**BRIEF**
Report the count of lines below that include "Período", without any other text.

━━━━━ EXERCISE MATERIAL

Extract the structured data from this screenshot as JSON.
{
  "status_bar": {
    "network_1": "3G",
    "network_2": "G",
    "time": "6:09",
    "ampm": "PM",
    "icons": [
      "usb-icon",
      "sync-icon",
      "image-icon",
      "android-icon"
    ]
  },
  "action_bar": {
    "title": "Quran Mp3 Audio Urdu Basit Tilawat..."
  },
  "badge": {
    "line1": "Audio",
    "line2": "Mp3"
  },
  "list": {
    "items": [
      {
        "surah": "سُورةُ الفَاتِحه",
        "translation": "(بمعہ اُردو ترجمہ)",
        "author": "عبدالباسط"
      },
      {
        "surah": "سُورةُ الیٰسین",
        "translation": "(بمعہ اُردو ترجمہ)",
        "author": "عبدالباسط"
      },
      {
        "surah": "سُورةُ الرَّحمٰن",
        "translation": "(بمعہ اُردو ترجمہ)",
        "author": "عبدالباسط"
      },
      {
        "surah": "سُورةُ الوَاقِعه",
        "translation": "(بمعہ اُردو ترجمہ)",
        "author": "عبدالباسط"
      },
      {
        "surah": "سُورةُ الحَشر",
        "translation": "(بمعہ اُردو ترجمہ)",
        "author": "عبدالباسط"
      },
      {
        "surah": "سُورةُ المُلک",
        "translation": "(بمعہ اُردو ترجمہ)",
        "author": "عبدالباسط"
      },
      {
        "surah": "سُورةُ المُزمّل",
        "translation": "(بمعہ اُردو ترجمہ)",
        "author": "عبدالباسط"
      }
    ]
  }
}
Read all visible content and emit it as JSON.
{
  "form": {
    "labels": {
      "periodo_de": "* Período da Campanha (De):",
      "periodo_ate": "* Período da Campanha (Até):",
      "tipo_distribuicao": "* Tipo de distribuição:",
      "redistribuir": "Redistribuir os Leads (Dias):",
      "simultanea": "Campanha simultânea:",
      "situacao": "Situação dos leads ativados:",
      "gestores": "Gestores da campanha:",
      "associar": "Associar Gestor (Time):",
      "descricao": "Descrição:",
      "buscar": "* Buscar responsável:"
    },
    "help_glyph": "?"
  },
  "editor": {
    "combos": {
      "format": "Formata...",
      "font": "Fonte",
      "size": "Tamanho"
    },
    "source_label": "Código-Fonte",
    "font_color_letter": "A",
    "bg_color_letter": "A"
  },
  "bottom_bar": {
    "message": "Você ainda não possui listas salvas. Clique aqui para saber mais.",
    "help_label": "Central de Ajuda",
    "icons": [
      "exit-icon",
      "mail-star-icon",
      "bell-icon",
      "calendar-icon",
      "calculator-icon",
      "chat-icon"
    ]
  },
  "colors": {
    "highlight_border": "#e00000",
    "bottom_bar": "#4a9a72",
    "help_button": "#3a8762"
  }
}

━━━━━━━━━━

**RESPONSE TO THE TASK**
2